[Saved entries]
-*-*-

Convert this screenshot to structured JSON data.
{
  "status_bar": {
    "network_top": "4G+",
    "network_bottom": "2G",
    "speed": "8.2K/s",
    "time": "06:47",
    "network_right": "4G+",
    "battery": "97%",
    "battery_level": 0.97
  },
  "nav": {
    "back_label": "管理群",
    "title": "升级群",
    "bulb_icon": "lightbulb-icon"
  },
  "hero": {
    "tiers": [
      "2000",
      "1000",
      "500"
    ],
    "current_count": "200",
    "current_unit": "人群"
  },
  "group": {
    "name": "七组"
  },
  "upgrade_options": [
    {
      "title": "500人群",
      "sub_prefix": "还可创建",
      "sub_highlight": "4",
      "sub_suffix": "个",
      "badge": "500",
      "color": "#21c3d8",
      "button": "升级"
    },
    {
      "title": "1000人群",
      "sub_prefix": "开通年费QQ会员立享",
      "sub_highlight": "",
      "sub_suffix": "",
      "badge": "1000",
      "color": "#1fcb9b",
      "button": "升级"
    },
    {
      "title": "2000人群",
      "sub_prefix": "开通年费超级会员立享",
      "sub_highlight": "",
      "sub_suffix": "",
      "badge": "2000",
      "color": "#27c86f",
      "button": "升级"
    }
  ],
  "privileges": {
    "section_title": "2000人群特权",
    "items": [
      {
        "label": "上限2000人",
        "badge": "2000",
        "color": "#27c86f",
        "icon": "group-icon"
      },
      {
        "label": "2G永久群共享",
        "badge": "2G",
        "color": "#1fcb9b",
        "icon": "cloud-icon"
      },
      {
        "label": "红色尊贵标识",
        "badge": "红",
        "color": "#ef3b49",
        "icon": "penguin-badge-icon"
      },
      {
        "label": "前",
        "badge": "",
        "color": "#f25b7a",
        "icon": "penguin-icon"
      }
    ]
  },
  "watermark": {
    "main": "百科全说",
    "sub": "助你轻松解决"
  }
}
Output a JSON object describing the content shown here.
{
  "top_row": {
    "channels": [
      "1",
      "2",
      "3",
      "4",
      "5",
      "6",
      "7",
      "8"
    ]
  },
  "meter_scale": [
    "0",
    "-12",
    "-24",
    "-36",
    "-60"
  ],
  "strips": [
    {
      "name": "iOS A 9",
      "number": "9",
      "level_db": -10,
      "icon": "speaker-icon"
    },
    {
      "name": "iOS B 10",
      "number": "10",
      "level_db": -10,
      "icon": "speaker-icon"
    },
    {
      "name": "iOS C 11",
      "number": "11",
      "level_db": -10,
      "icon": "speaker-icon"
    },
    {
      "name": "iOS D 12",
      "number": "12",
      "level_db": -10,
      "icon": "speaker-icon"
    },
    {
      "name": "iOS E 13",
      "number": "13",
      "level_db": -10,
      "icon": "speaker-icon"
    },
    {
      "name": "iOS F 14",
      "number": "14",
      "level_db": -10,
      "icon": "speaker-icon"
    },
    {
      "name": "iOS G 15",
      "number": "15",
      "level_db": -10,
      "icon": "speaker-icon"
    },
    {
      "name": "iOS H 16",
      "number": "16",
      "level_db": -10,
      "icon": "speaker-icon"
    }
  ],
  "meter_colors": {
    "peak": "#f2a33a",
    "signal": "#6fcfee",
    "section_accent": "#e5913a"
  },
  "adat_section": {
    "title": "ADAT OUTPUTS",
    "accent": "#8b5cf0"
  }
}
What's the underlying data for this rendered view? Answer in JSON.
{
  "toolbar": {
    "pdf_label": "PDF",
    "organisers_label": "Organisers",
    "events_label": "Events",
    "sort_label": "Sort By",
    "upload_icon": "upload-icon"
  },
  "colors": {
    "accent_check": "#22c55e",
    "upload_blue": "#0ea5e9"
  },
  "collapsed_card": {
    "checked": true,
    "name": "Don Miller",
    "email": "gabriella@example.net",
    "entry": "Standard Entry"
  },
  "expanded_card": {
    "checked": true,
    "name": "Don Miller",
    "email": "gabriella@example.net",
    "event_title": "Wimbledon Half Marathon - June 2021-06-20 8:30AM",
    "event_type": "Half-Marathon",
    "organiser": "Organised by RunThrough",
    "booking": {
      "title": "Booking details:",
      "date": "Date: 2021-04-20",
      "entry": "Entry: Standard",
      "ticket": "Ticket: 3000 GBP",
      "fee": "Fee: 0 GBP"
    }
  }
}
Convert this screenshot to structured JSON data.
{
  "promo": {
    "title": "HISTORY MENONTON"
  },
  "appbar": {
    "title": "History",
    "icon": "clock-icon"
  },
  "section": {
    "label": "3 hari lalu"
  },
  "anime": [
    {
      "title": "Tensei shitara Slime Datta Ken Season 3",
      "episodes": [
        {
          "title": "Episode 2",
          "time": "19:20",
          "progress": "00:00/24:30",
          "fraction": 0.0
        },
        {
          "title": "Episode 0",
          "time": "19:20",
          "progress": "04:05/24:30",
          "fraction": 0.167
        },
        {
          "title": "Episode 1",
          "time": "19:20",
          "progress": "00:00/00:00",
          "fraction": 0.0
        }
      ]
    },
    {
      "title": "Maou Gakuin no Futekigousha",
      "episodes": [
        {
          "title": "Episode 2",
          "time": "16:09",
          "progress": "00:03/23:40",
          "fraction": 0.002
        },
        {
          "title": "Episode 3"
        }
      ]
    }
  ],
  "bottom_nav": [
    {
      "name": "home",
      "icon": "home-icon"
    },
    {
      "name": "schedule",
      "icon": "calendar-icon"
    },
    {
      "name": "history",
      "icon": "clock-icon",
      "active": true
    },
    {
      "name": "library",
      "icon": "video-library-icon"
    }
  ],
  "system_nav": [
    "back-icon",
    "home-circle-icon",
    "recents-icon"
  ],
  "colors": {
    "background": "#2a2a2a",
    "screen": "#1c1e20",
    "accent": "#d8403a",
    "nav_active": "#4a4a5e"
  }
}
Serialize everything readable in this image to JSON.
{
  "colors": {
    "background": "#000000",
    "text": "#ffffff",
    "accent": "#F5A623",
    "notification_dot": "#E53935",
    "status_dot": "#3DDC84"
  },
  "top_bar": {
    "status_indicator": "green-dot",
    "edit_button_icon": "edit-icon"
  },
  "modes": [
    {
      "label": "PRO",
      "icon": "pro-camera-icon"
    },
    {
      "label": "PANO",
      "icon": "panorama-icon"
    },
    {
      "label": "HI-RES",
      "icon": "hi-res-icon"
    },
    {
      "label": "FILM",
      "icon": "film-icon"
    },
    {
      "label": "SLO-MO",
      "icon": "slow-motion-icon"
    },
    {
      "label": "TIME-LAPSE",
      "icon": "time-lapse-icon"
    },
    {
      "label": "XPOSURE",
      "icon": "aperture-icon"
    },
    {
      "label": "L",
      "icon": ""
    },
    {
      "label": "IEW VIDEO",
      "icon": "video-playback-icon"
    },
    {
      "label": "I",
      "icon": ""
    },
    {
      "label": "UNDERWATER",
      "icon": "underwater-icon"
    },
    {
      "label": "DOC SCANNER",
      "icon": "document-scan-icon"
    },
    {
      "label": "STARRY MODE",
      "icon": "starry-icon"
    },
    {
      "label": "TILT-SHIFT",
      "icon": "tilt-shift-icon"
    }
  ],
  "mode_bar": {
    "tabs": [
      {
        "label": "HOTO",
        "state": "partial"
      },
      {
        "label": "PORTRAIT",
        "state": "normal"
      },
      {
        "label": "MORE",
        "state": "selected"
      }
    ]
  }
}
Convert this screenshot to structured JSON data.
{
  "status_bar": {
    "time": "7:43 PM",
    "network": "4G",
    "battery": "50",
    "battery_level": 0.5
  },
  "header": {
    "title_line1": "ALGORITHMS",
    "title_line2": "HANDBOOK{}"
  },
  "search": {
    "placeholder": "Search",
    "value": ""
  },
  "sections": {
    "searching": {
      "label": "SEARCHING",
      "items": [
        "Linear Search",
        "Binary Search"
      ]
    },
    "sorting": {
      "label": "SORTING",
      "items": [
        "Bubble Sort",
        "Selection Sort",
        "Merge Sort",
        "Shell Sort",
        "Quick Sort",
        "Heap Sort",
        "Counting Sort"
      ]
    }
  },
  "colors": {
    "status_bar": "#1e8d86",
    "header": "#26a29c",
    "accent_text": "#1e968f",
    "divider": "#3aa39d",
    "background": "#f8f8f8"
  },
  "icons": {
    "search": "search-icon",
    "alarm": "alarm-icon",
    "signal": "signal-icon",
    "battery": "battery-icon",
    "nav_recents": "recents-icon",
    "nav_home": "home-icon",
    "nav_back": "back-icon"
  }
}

-*-*-

#### WORK INSTRUCTIONS
Reply with nothing but the number of lines that contain the word "penguin".

#### WRITTEN REPLY
2